What you need to do: Look for "dari" in each line of the entries, and return the matching lines.

Provided material:
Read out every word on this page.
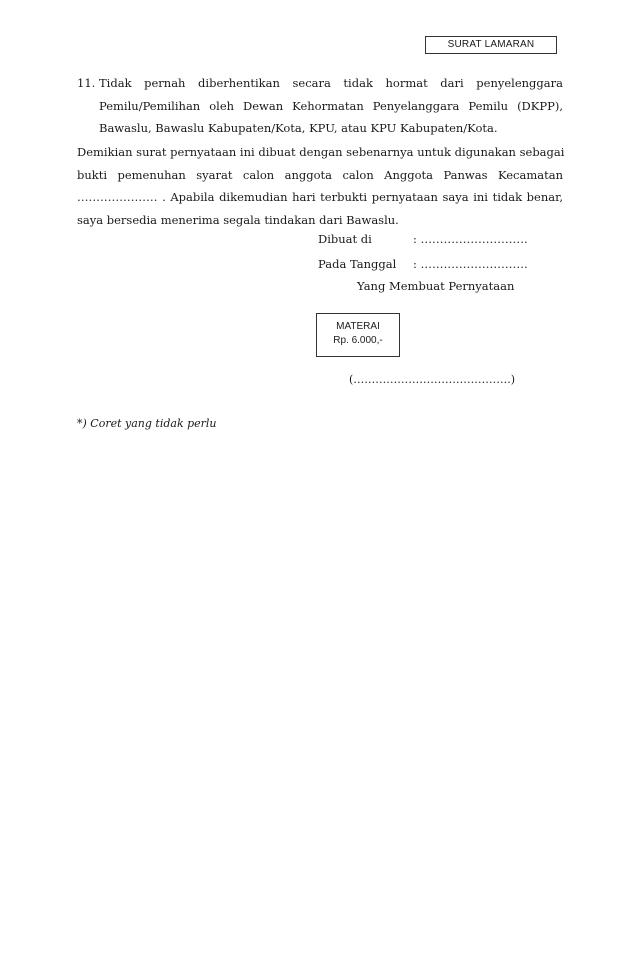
SURAT LAMARAN
11. Tidak pernah diberhentikan secara tidak hormat dari penyelenggara
Pemilu/Pemilihan oleh Dewan Kehormatan Penyelanggara Pemilu (DKPP),
Bawaslu, Bawaslu Kabupaten/Kota, KPU, atau KPU Kabupaten/Kota.
Demikian surat pernyataan ini dibuat dengan sebenarnya untuk digunakan sebagai
bukti pemenuhan syarat calon anggota calon Anggota Panwas Kecamatan
………………… . Apabila dikemudian hari terbukti pernyataan saya ini tidak benar,
saya bersedia menerima segala tindakan dari Bawaslu.
Dibuat di	: ……………………….
Pada Tanggal : ……………………….
Yang Membuat Pernyataan
MATERAI
Rp. 6.000,-
(…………………………………….)
*) Coret yang tidak perlu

Task output:
11. Tidak pernah diberhentikan secara tidak hormat dari penyelenggara
saya bersedia menerima segala tindakan dari Bawaslu.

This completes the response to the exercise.